Raw records
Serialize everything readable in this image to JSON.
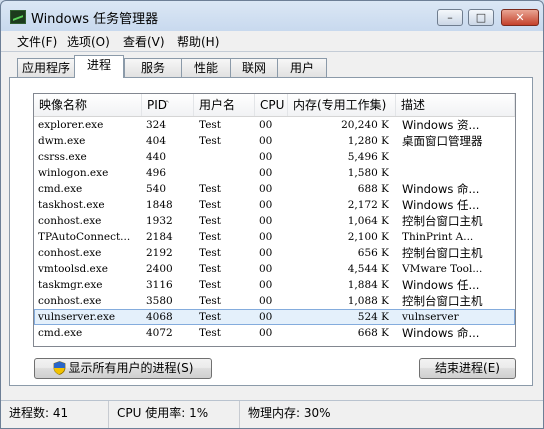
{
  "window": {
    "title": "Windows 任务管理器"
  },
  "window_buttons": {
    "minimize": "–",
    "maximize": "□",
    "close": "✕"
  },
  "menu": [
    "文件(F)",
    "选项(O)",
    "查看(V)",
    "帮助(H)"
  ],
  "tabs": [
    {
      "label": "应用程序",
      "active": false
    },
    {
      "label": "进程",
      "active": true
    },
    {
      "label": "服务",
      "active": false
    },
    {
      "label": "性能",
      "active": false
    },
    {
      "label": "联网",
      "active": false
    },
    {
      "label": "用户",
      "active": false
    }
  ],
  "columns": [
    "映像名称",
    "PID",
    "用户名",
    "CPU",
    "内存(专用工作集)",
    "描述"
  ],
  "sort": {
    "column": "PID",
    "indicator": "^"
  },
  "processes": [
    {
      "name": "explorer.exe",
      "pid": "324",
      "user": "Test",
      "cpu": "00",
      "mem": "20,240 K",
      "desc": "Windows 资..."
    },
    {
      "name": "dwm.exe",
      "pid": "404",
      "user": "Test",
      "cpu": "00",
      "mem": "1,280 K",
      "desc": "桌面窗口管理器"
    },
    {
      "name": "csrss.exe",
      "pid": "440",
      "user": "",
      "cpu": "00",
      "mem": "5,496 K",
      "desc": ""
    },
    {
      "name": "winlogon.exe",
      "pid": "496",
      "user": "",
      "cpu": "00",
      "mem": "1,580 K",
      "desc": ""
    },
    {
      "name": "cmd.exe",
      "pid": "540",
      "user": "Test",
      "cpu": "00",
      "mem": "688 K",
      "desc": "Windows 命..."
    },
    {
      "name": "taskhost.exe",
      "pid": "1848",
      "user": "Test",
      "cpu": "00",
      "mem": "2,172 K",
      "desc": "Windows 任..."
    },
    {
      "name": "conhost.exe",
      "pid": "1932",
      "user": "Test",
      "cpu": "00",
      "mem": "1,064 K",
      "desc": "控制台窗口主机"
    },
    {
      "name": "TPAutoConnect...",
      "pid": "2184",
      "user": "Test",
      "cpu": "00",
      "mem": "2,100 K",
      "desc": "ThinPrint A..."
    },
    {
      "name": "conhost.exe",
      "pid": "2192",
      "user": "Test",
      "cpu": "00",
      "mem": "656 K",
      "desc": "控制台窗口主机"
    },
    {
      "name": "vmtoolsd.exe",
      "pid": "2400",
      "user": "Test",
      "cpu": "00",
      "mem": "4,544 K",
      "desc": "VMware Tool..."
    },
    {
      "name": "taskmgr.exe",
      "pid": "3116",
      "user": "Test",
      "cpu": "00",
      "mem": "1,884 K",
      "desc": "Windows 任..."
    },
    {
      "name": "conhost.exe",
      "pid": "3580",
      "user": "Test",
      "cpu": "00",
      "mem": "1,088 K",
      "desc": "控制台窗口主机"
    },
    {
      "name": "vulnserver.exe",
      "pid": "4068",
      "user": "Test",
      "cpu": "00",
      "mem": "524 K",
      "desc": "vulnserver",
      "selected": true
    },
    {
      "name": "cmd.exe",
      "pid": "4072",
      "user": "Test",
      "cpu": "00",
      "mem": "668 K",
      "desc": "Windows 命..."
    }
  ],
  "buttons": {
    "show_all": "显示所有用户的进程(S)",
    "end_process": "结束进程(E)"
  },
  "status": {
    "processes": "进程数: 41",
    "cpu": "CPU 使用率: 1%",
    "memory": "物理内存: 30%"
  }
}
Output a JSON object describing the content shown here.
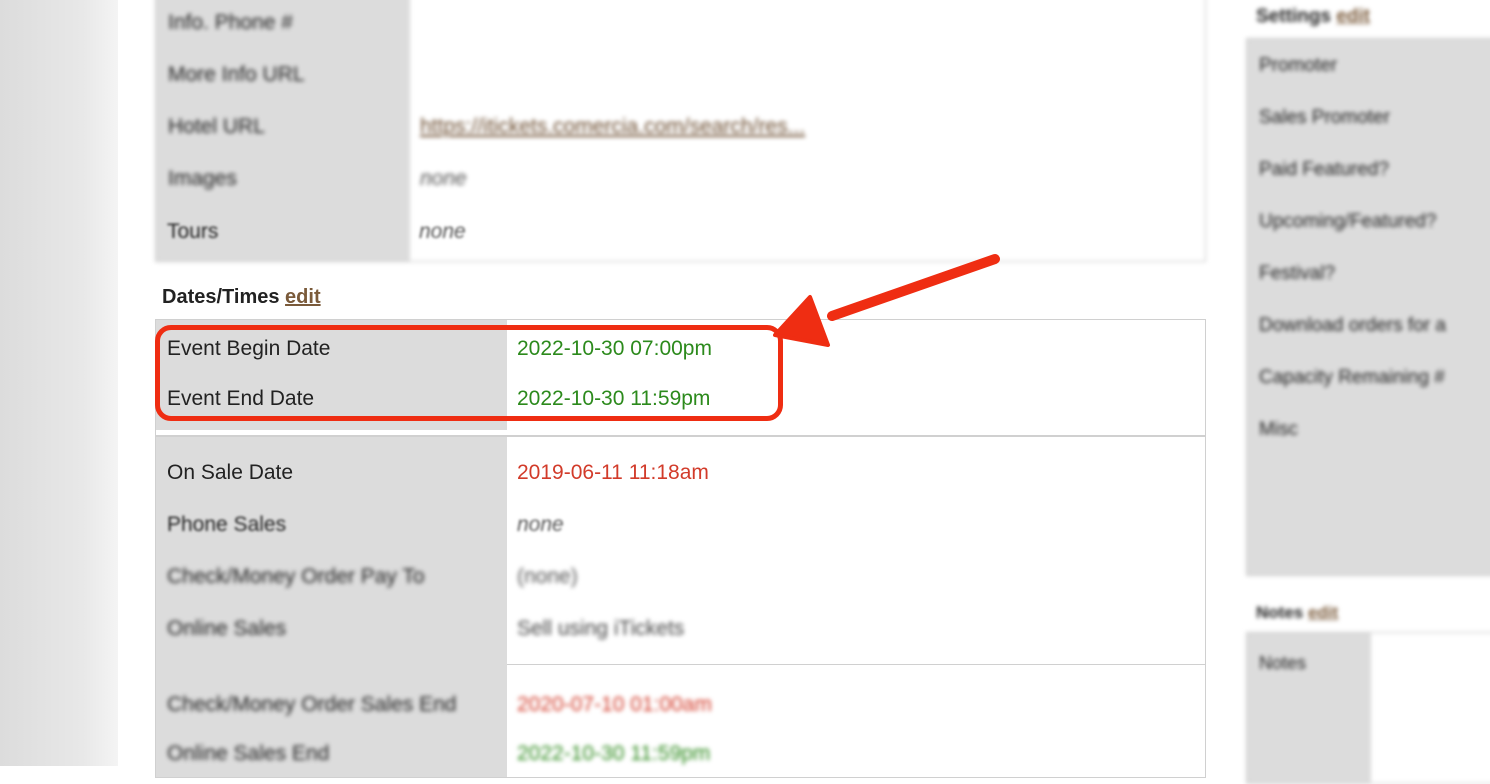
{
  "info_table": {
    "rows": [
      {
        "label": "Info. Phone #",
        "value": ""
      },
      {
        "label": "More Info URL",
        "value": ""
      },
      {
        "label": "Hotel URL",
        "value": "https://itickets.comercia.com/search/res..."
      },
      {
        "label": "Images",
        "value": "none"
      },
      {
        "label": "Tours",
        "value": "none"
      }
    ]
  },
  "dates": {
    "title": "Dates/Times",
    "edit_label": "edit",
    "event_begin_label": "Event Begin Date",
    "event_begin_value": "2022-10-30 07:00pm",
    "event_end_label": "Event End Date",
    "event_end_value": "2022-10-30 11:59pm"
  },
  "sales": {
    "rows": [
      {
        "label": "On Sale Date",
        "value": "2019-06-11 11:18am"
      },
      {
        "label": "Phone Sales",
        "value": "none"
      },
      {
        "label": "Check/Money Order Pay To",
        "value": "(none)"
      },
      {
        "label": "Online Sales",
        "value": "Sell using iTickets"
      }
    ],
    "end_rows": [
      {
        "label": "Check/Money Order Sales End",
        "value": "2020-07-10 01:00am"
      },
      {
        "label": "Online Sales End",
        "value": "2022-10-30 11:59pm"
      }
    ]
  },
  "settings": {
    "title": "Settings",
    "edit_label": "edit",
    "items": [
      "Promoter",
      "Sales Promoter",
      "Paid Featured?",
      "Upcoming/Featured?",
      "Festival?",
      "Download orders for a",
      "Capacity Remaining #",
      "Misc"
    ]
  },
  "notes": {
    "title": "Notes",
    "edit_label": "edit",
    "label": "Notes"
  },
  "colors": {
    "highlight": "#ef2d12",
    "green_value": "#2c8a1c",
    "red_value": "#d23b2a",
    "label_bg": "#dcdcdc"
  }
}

* * *

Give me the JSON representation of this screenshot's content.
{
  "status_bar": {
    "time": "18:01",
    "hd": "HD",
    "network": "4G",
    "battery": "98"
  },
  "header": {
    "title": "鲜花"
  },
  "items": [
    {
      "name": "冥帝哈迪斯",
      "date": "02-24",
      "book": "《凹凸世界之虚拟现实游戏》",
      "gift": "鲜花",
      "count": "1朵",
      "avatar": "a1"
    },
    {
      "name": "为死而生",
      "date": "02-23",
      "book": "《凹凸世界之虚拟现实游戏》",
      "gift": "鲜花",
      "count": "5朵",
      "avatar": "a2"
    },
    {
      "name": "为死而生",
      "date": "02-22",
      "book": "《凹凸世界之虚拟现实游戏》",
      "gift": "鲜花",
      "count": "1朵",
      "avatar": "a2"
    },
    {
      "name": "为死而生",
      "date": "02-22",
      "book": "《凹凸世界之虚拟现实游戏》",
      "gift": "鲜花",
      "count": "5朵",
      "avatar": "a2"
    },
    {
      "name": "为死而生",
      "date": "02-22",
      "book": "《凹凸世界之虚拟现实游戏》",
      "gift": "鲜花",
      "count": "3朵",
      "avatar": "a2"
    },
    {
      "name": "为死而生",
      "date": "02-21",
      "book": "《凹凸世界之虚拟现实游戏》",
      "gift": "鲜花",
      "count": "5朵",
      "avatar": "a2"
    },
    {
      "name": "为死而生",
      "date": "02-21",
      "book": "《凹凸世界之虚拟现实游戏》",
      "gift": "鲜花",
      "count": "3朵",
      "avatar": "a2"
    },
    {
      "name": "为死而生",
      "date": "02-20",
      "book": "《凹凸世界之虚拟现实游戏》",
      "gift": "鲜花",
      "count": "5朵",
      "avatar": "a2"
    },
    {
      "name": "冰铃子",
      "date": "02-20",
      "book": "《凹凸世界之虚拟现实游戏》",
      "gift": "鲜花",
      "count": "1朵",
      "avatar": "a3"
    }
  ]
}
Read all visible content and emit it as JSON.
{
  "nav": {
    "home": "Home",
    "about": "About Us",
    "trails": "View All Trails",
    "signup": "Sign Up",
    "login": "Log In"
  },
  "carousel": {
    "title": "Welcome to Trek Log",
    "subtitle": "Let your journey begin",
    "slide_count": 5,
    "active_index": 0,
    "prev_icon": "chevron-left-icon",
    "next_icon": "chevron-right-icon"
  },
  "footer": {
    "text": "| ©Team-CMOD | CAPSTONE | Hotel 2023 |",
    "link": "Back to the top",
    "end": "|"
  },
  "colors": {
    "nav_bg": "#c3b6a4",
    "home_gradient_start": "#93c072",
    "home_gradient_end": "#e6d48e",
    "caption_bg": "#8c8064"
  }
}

==

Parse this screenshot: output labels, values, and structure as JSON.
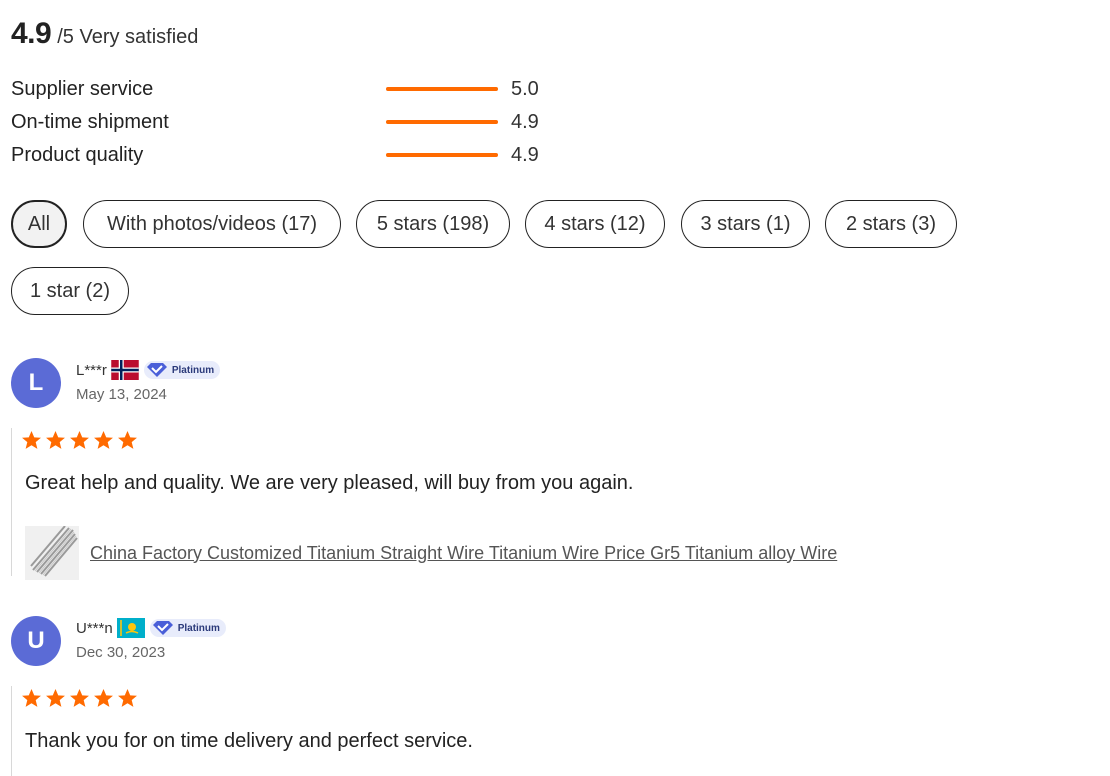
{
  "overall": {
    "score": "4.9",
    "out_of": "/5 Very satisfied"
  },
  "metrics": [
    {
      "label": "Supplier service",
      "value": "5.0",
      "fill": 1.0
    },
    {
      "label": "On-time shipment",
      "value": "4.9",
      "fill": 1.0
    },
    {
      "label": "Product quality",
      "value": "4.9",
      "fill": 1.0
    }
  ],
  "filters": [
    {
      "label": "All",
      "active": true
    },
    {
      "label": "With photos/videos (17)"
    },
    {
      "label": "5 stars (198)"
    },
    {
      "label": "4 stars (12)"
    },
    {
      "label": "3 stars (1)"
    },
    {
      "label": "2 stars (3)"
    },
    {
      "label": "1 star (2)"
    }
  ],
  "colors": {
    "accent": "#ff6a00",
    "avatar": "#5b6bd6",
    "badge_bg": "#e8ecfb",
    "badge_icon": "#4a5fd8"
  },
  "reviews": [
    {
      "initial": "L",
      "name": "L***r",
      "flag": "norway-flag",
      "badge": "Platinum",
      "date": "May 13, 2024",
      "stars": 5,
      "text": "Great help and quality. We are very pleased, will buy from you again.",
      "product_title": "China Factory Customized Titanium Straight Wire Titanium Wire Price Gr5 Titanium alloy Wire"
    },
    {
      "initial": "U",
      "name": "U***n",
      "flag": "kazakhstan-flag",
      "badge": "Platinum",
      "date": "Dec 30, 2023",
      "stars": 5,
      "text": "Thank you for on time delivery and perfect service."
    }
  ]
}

_Written instruction_.
Only the count is needed: the number of lines in the data that include the word "Hotel".

_Result of this exercise_.
2